Report every line in the records that contains the string "item", copying each such line in full. Case counts.

[Image element box records]
==============================

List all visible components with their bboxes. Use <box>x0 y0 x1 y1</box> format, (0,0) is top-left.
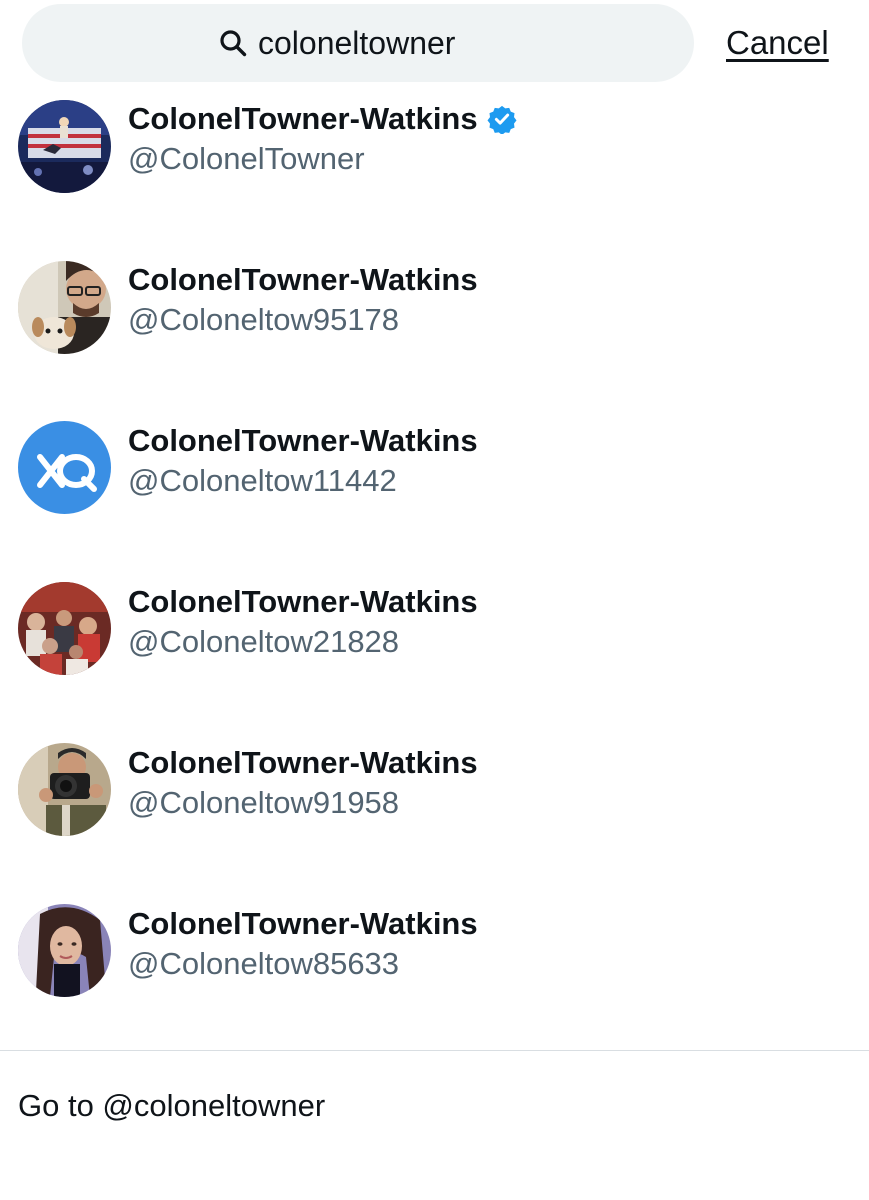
search-input[interactable] <box>258 24 498 62</box>
go-to-profile-link[interactable]: Go to @coloneltowner <box>18 1088 325 1124</box>
verified-badge-icon <box>487 104 517 135</box>
search-result-item[interactable]: ColonelTowner-Watkins @ColonelTowner <box>0 97 869 207</box>
user-handle: @Coloneltow85633 <box>128 946 400 981</box>
man-with-dog-avatar <box>18 261 111 354</box>
user-handle: @ColonelTowner <box>128 141 365 176</box>
display-name: ColonelTowner-Watkins <box>128 906 478 941</box>
user-handle: @Coloneltow11442 <box>128 463 397 498</box>
search-result-item[interactable]: ColonelTowner-Watkins @Coloneltow21828 <box>0 580 869 690</box>
display-name: ColonelTowner-Watkins <box>128 745 478 780</box>
display-name: ColonelTowner-Watkins <box>128 423 478 458</box>
display-name: ColonelTowner-Watkins <box>128 101 478 136</box>
user-handle: @Coloneltow91958 <box>128 785 400 820</box>
search-result-item[interactable]: ColonelTowner-Watkins @Coloneltow95178 <box>0 258 869 368</box>
crowd-avatar <box>18 582 111 675</box>
search-icon <box>218 28 248 58</box>
display-name: ColonelTowner-Watkins <box>128 262 478 297</box>
display-name: ColonelTowner-Watkins <box>128 584 478 619</box>
search-result-item[interactable]: ColonelTowner-Watkins @Coloneltow11442 <box>0 419 869 529</box>
user-handle: @Coloneltow95178 <box>128 302 400 337</box>
search-result-item[interactable]: ColonelTowner-Watkins @Coloneltow91958 <box>0 741 869 851</box>
cancel-button[interactable]: Cancel <box>726 24 829 62</box>
search-bar[interactable] <box>22 4 694 82</box>
blue-logo-avatar <box>18 421 111 514</box>
woman-portrait-avatar <box>18 904 111 997</box>
rally-crowd-avatar <box>18 100 111 193</box>
search-result-item[interactable]: ColonelTowner-Watkins @Coloneltow85633 <box>0 902 869 1012</box>
divider <box>0 1050 869 1051</box>
photographer-avatar <box>18 743 111 836</box>
user-handle: @Coloneltow21828 <box>128 624 400 659</box>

==============================

__Written reply__.
search-result-item[interactable]: ColonelTowner-Watkins @ColonelTowner <box>0 97 869 207</box>
search-result-item[interactable]: ColonelTowner-Watkins @Coloneltow21828 <box>0 580 869 690</box>
search-result-item[interactable]: ColonelTowner-Watkins @Coloneltow95178 <box>0 258 869 368</box>
search-result-item[interactable]: ColonelTowner-Watkins @Coloneltow11442 <box>0 419 869 529</box>
search-result-item[interactable]: ColonelTowner-Watkins @Coloneltow91958 <box>0 741 869 851</box>
search-result-item[interactable]: ColonelTowner-Watkins @Coloneltow85633 <box>0 902 869 1012</box>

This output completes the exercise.